### [Provided text]
════════════════════
Goldman Sachs Dancing On Crucial Technical Support

With just about one week to go until earnings season for the second quarter of 2013 is upon us, I am making a list of stocks that I want to follow closely for potential clues to broader market reaction once the earnings hit the tape.  Front and center on that list is Goldman Sachs (GS), which not only will give me a read on investor sentiment into earnings season but being an interest rate sensitive stocks also should tell me a thing or two about how investors perceive the recent hike in rates to weigh on the market.

From a lengthened medium term point of view of around 11 months, note the important line in the sand/on the chart, dating back to the August 2012 lows.  The support line (blue dotted line) just about coincides with the stock’s 100 day simple moving average (blue line) and currently also isn’t too far below the 50 day simple moving average (yellow line).  The support line currently comes in just around the $151 mark, which once again held as support in late June after the stock pulled back from the year to date highs.
════════════════════
### [Material]
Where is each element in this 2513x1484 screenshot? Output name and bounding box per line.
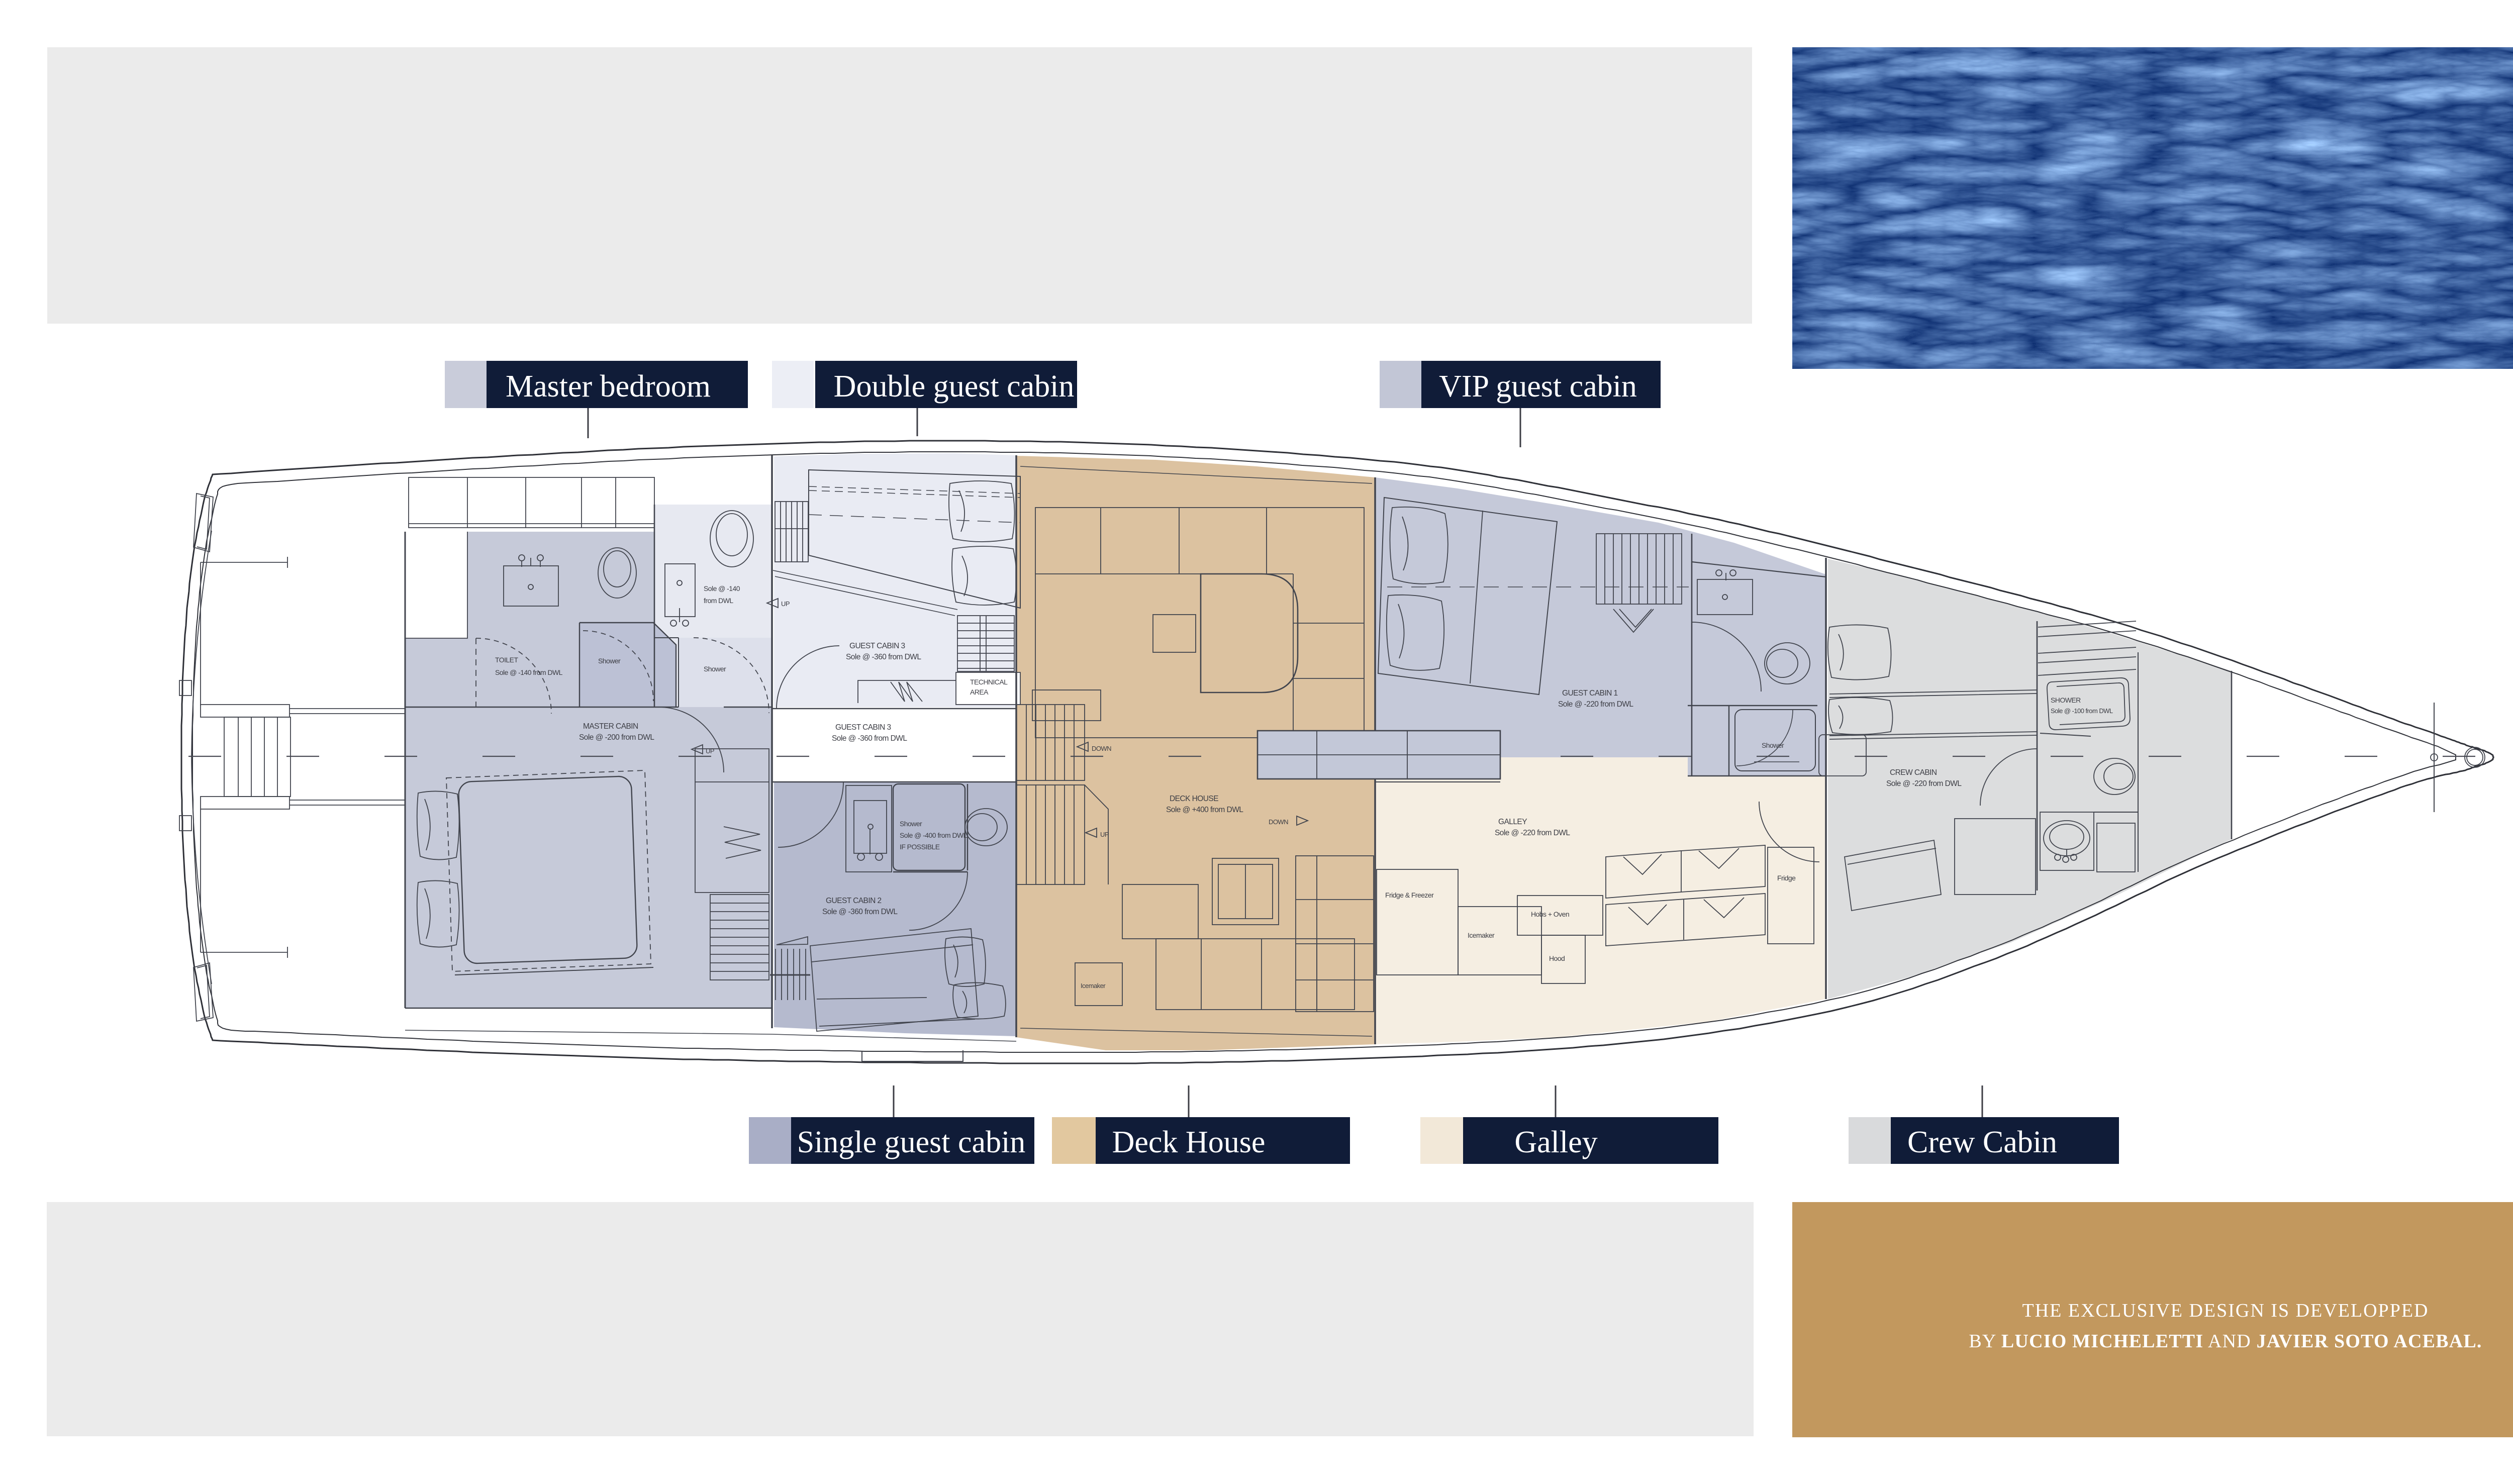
════════════════════
### [What you have to do]
Carry on the article about technical support for Goldman Sachs stock, starting right after its final sentence about the $151 mark holding in late June.

### [Task result]
The more often an area of support/resistance gets tested, the more violent an eventual break through it becomes, and that may be the most important thing to remember at this stage.  It’s too early to tell whether Goldman Sachs (GS) will slice through support here in the near-term, but if it does it may just accelerate the downward press.

GS daily

Even closer up on the chart note that the past four trading days of consolidation have created a mini bear flag of sorts, which also perfectly lines up with the aforementioned support line.  A break below it snaps all sorts of support and could quickly throw the stock toward the $145 area.  Important here is not to jump the gun for any one day reversals to the upside would quickly turn this bearish setup in favor of the bulls.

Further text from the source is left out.